GIVEN TASK
The records below must be transcribed exactly. Do not include the pictures.

GIVEN DATA
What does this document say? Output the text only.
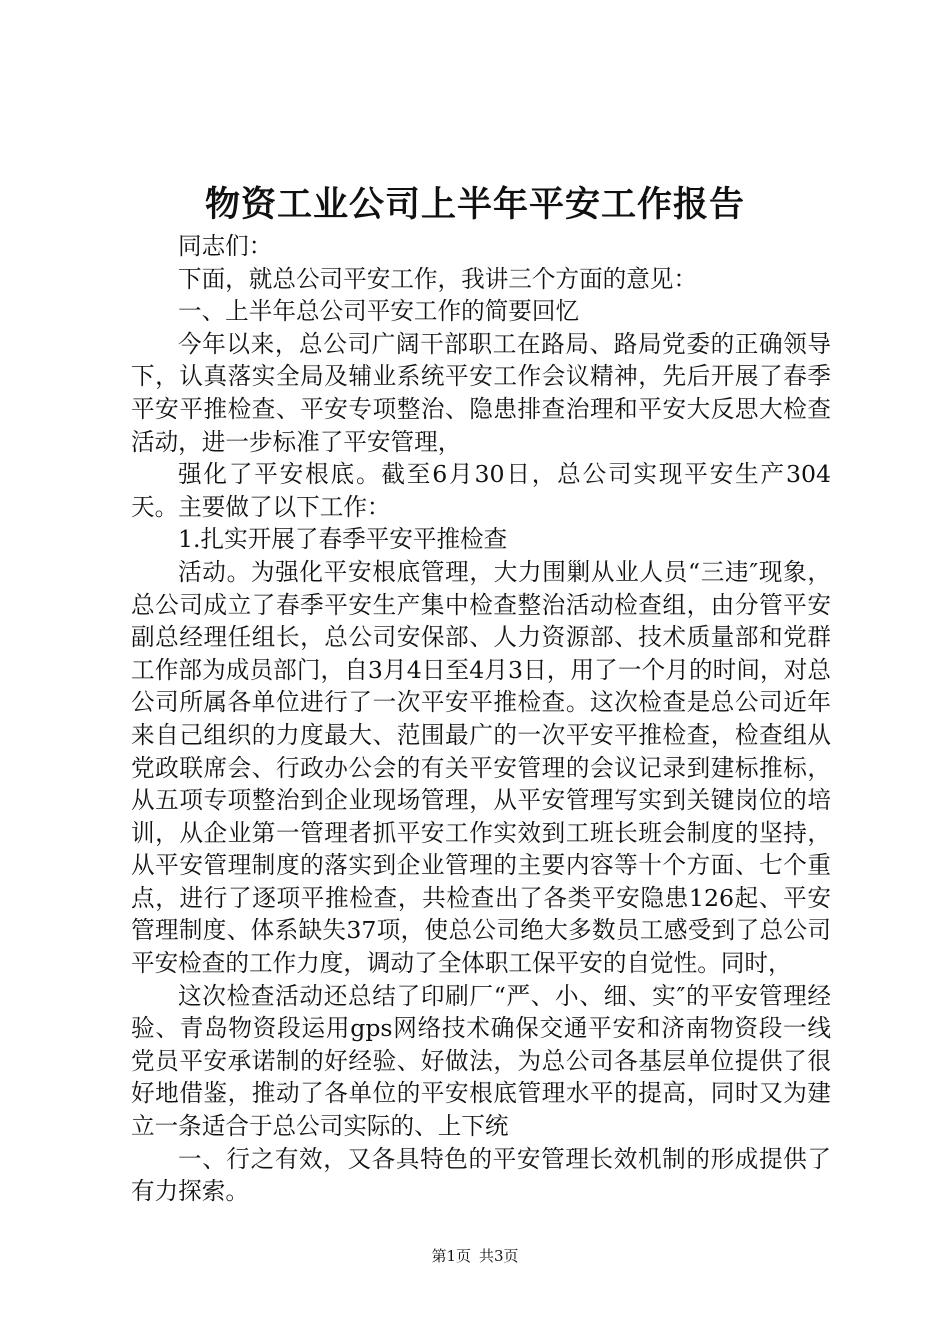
物资工业公司上半年平安工作报告

同志们：

下面，就总公司平安工作，我讲三个方面的意见：

一、上半年总公司平安工作的简要回忆

今年以来，总公司广阔干部职工在路局、路局党委的正确领导下，认真落实全局及辅业系统平安工作会议精神，先后开展了春季平安平推检查、平安专项整治、隐患排查治理和平安大反思大检查活动，进一步标准了平安管理，

强化了平安根底。截至6月30日，总公司实现平安生产304天。主要做了以下工作：

1.扎实开展了春季平安平推检查

活动。为强化平安根底管理，大力围剿从业人员“三违″现象，总公司成立了春季平安生产集中检查整治活动检查组，由分管平安副总经理任组长，总公司安保部、人力资源部、技术质量部和党群工作部为成员部门，自3月4日至4月3日，用了一个月的时间，对总公司所属各单位进行了一次平安平推检查。这次检查是总公司近年来自己组织的力度最大、范围最广的一次平安平推检查，检查组从党政联席会、行政办公会的有关平安管理的会议记录到建标推标，从五项专项整治到企业现场管理，从平安管理写实到关键岗位的培训，从企业第一管理者抓平安工作实效到工班长班会制度的坚持，从平安管理制度的落实到企业管理的主要内容等十个方面、七个重点，进行了逐项平推检查，共检查出了各类平安隐患126起、平安管理制度、体系缺失37项，使总公司绝大多数员工感受到了总公司平安检查的工作力度，调动了全体职工保平安的自觉性。同时，

这次检查活动还总结了印刷厂“严、小、细、实″的平安管理经验、青岛物资段运用gps网络技术确保交通平安和济南物资段一线党员平安承诺制的好经验、好做法，为总公司各基层单位提供了很好地借鉴，推动了各单位的平安根底管理水平的提高，同时又为建立一条适合于总公司实际的、上下统

一、行之有效，又各具特色的平安管理长效机制的形成提供了有力探索。

第1页 共3页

FULL SOLUTION
What does this document say? Output the text only.
物资工业公司上半年平安工作报告

同志们：

下面，就总公司平安工作，我讲三个方面的意见：

一、上半年总公司平安工作的简要回忆

今年以来，总公司广阔干部职工在路局、路局党委的正确领导下，认真落实全局及辅业系统平安工作会议精神，先后开展了春季平安平推检查、平安专项整治、隐患排查治理和平安大反思大检查活动，进一步标准了平安管理，

强化了平安根底。截至6月30日，总公司实现平安生产304天。主要做了以下工作：

1.扎实开展了春季平安平推检查

活动。为强化平安根底管理，大力围剿从业人员“三违″现象，总公司成立了春季平安生产集中检查整治活动检查组，由分管平安副总经理任组长，总公司安保部、人力资源部、技术质量部和党群工作部为成员部门，自3月4日至4月3日，用了一个月的时间，对总公司所属各单位进行了一次平安平推检查。这次检查是总公司近年来自己组织的力度最大、范围最广的一次平安平推检查，检查组从党政联席会、行政办公会的有关平安管理的会议记录到建标推标，从五项专项整治到企业现场管理，从平安管理写实到关键岗位的培训，从企业第一管理者抓平安工作实效到工班长班会制度的坚持，从平安管理制度的落实到企业管理的主要内容等十个方面、七个重点，进行了逐项平推检查，共检查出了各类平安隐患126起、平安管理制度、体系缺失37项，使总公司绝大多数员工感受到了总公司平安检查的工作力度，调动了全体职工保平安的自觉性。同时，

这次检查活动还总结了印刷厂“严、小、细、实″的平安管理经验、青岛物资段运用gps网络技术确保交通平安和济南物资段一线党员平安承诺制的好经验、好做法，为总公司各基层单位提供了很好地借鉴，推动了各单位的平安根底管理水平的提高，同时又为建立一条适合于总公司实际的、上下统

一、行之有效，又各具特色的平安管理长效机制的形成提供了有力探索。

第1页 共3页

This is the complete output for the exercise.